*Problem details:* Return all entries precisely as they stand, without the images.

*Source material:*
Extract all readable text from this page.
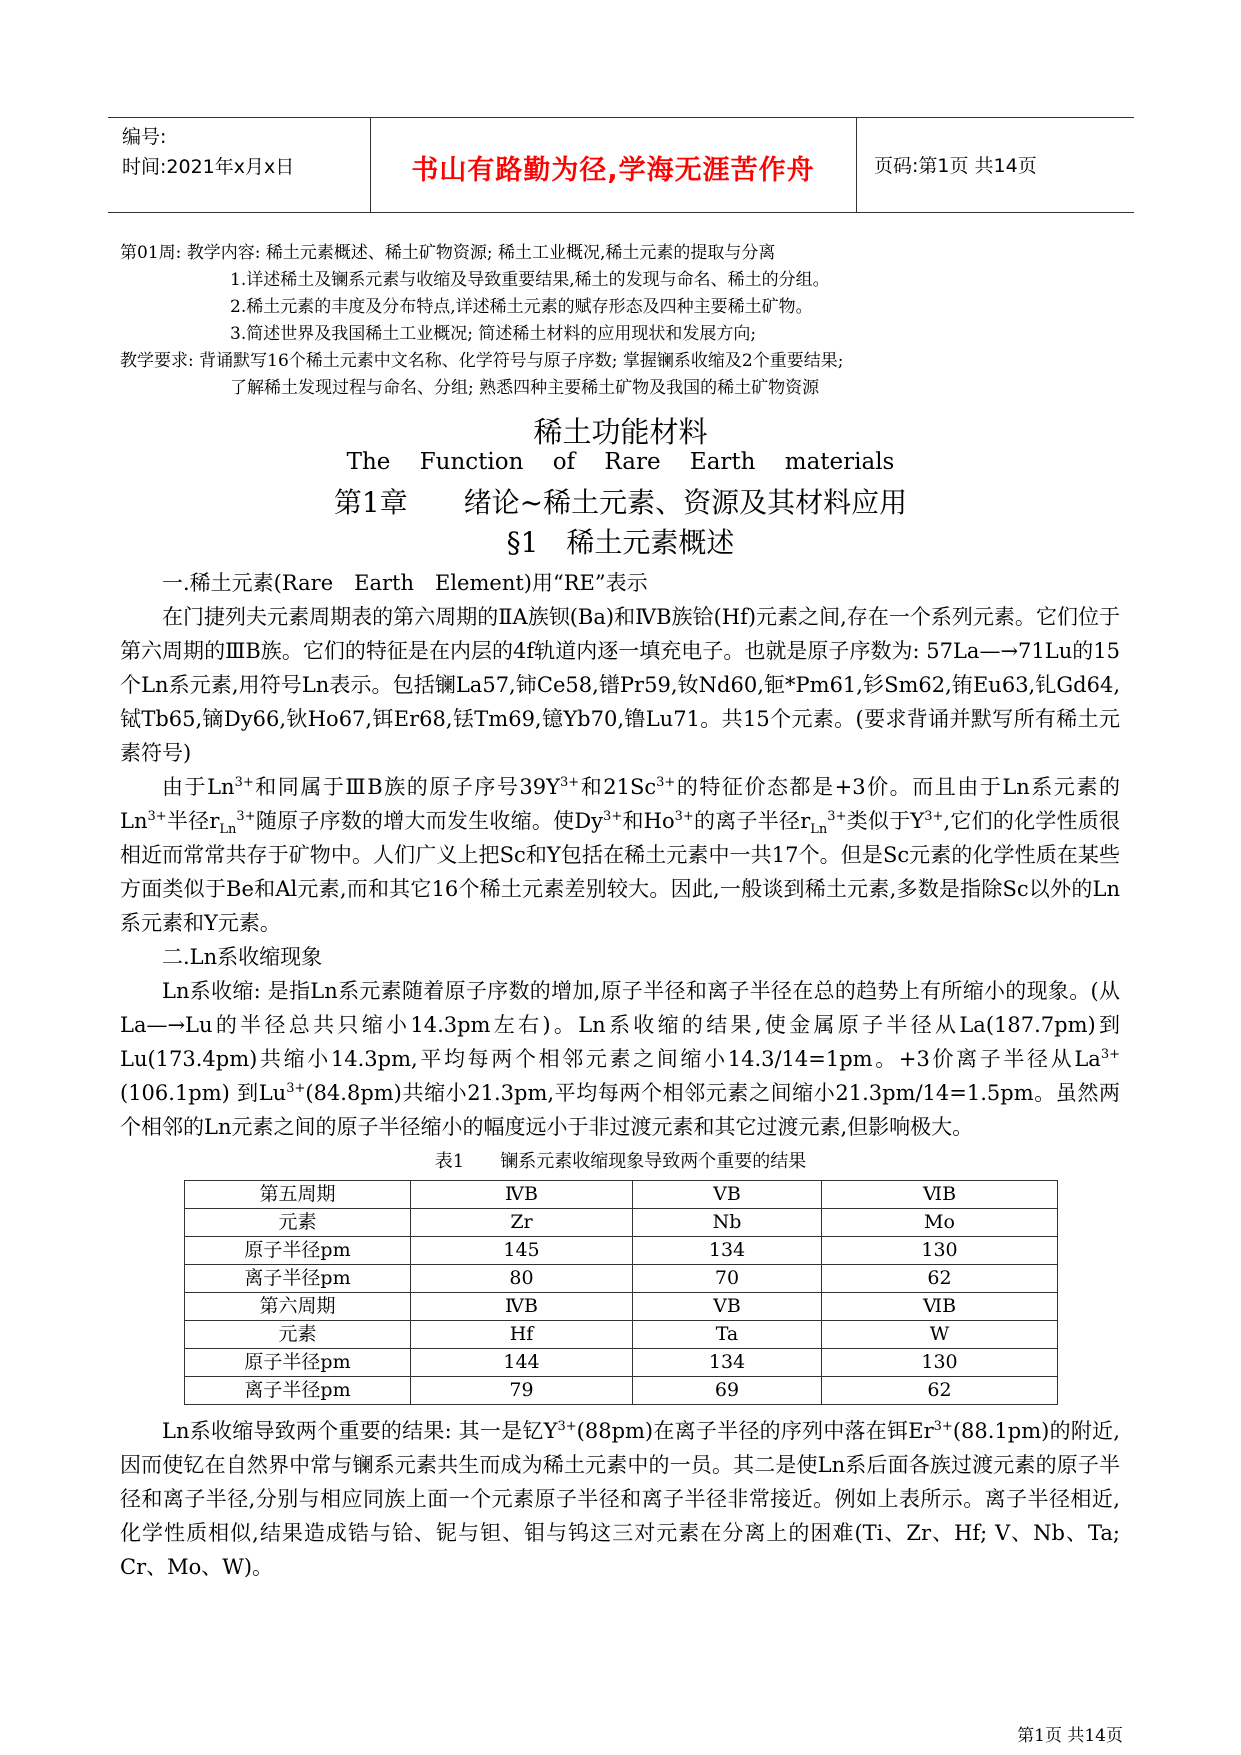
编号:
时间:2021年x月x日	书山有路勤为径,学海无涯苦作舟	页码:第1页 共14页
第01周: 教学内容: 稀土元素概述、稀土矿物资源; 稀土工业概况,稀土元素的提取与分离
1.详述稀土及镧系元素与收缩及导致重要结果,稀土的发现与命名、稀土的分组。
2.稀土元素的丰度及分布特点,详述稀土元素的赋存形态及四种主要稀土矿物。
3.简述世界及我国稀土工业概况; 简述稀土材料的应用现状和发展方向;
教学要求: 背诵默写16个稀土元素中文名称、化学符号与原子序数; 掌握镧系收缩及2个重要结果;
了解稀土发现过程与命名、分组; 熟悉四种主要稀土矿物及我国的稀土矿物资源
稀土功能材料
The Function of Rare Earth materials
第1章　　绪论~稀土元素、资源及其材料应用
§1　稀土元素概述

一.稀土元素(Rare　Earth　Element)用“RE”表示

在门捷列夫元素周期表的第六周期的ⅡA族钡(Ba)和ⅣB族铪(Hf)元素之间,存在一个系列元素。它们位于第六周期的ⅢB族。它们的特征是在内层的4f轨道内逐一填充电子。也就是原子序数为: 57La—→71Lu的15个Ln系元素,用符号Ln表示。包括镧La57,铈Ce58,镨Pr59,钕Nd60,钷*Pm61,钐Sm62,铕Eu63,钆Gd64,铽Tb65,镝Dy66,钬Ho67,铒Er68,铥Tm69,镱Yb70,镥Lu71。共15个元素。(要求背诵并默写所有稀土元素符号)

由于$Ln^{3+}$和同属于ⅢB族的原子序号$39Y^{3+}$和$21Sc^{3+}$的特征价态都是+3价。而且由于Ln系元素的$Ln^{3+}$半径$r_{Ln}^{3+}$随原子序数的增大而发生收缩。使$Dy^{3+}$和$Ho^{3+}$的离子半径$r_{Ln}^{3+}$类似于$Y^{3+}$,它们的化学性质很相近而常常共存于矿物中。人们广义上把Sc和Y包括在稀土元素中一共17个。但是Sc元素的化学性质在某些方面类似于Be和Al元素,而和其它16个稀土元素差别较大。因此,一般谈到稀土元素,多数是指除Sc以外的Ln系元素和Y元素。

二.Ln系收缩现象

Ln系收缩: 是指Ln系元素随着原子序数的增加,原子半径和离子半径在总的趋势上有所缩小的现象。(从La—→Lu的半径总共只缩小14.3pm左右)。Ln系收缩的结果,使金属原子半径从La(187.7pm)到Lu(173.4pm)共缩小14.3pm,平均每两个相邻元素之间缩小14.3/14=1pm。+3价离子半径从$La^{3+}(106.1pm)$ 到$Lu^{3+}(84.8pm)$共缩小21.3pm,平均每两个相邻元素之间缩小21.3pm/14=1.5pm。虽然两个相邻的Ln元素之间的原子半径缩小的幅度远小于非过渡元素和其它过渡元素,但影响极大。

表1　　镧系元素收缩现象导致两个重要的结果
第五周期	ⅣB	ⅤB	ⅥB
元素	Zr	Nb	Mo
原子半径pm	145	134	130
离子半径pm	80	70	62
第六周期	ⅣB	ⅤB	ⅥB
元素	Hf	Ta	W
原子半径pm	144	134	130
离子半径pm	79	69	62

Ln系收缩导致两个重要的结果: 其一是钇$Y^{3+}(88pm)$在离子半径的序列中落在铒$Er^{3+}(88.1pm)$的附近,因而使钇在自然界中常与镧系元素共生而成为稀土元素中的一员。其二是使Ln系后面各族过渡元素的原子半径和离子半径,分别与相应同族上面一个元素原子半径和离子半径非常接近。例如上表所示。离子半径相近,化学性质相似,结果造成锆与铪、铌与钽、钼与钨这三对元素在分离上的困难(Ti、Zr、Hf; V、Nb、Ta; Cr、Mo、W)。

第1页 共14页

*Output for this task:*
Extract all readable text from this page.
编号:
时间:2021年x月x日	书山有路勤为径,学海无涯苦作舟	页码:第1页 共14页
第01周: 教学内容: 稀土元素概述、稀土矿物资源; 稀土工业概况,稀土元素的提取与分离
1.详述稀土及镧系元素与收缩及导致重要结果,稀土的发现与命名、稀土的分组。
2.稀土元素的丰度及分布特点,详述稀土元素的赋存形态及四种主要稀土矿物。
3.简述世界及我国稀土工业概况; 简述稀土材料的应用现状和发展方向;
教学要求: 背诵默写16个稀土元素中文名称、化学符号与原子序数; 掌握镧系收缩及2个重要结果;
了解稀土发现过程与命名、分组; 熟悉四种主要稀土矿物及我国的稀土矿物资源
稀土功能材料
The Function of Rare Earth materials
第1章　　绪论~稀土元素、资源及其材料应用
§1　稀土元素概述

一.稀土元素(Rare　Earth　Element)用“RE”表示

在门捷列夫元素周期表的第六周期的ⅡA族钡(Ba)和ⅣB族铪(Hf)元素之间,存在一个系列元素。它们位于第六周期的ⅢB族。它们的特征是在内层的4f轨道内逐一填充电子。也就是原子序数为: 57La—→71Lu的15个Ln系元素,用符号Ln表示。包括镧La57,铈Ce58,镨Pr59,钕Nd60,钷*Pm61,钐Sm62,铕Eu63,钆Gd64,铽Tb65,镝Dy66,钬Ho67,铒Er68,铥Tm69,镱Yb70,镥Lu71。共15个元素。(要求背诵并默写所有稀土元素符号)

由于$Ln^{3+}$和同属于ⅢB族的原子序号$39Y^{3+}$和$21Sc^{3+}$的特征价态都是+3价。而且由于Ln系元素的$Ln^{3+}$半径$r_{Ln}^{3+}$随原子序数的增大而发生收缩。使$Dy^{3+}$和$Ho^{3+}$的离子半径$r_{Ln}^{3+}$类似于$Y^{3+}$,它们的化学性质很相近而常常共存于矿物中。人们广义上把Sc和Y包括在稀土元素中一共17个。但是Sc元素的化学性质在某些方面类似于Be和Al元素,而和其它16个稀土元素差别较大。因此,一般谈到稀土元素,多数是指除Sc以外的Ln系元素和Y元素。

二.Ln系收缩现象

Ln系收缩: 是指Ln系元素随着原子序数的增加,原子半径和离子半径在总的趋势上有所缩小的现象。(从La—→Lu的半径总共只缩小14.3pm左右)。Ln系收缩的结果,使金属原子半径从La(187.7pm)到Lu(173.4pm)共缩小14.3pm,平均每两个相邻元素之间缩小14.3/14=1pm。+3价离子半径从$La^{3+}(106.1pm)$ 到$Lu^{3+}(84.8pm)$共缩小21.3pm,平均每两个相邻元素之间缩小21.3pm/14=1.5pm。虽然两个相邻的Ln元素之间的原子半径缩小的幅度远小于非过渡元素和其它过渡元素,但影响极大。

表1　　镧系元素收缩现象导致两个重要的结果
第五周期	ⅣB	ⅤB	ⅥB
元素	Zr	Nb	Mo
原子半径pm	145	134	130
离子半径pm	80	70	62
第六周期	ⅣB	ⅤB	ⅥB
元素	Hf	Ta	W
原子半径pm	144	134	130
离子半径pm	79	69	62

Ln系收缩导致两个重要的结果: 其一是钇$Y^{3+}(88pm)$在离子半径的序列中落在铒$Er^{3+}(88.1pm)$的附近,因而使钇在自然界中常与镧系元素共生而成为稀土元素中的一员。其二是使Ln系后面各族过渡元素的原子半径和离子半径,分别与相应同族上面一个元素原子半径和离子半径非常接近。例如上表所示。离子半径相近,化学性质相似,结果造成锆与铪、铌与钽、钼与钨这三对元素在分离上的困难(Ti、Zr、Hf; V、Nb、Ta; Cr、Mo、W)。

第1页 共14页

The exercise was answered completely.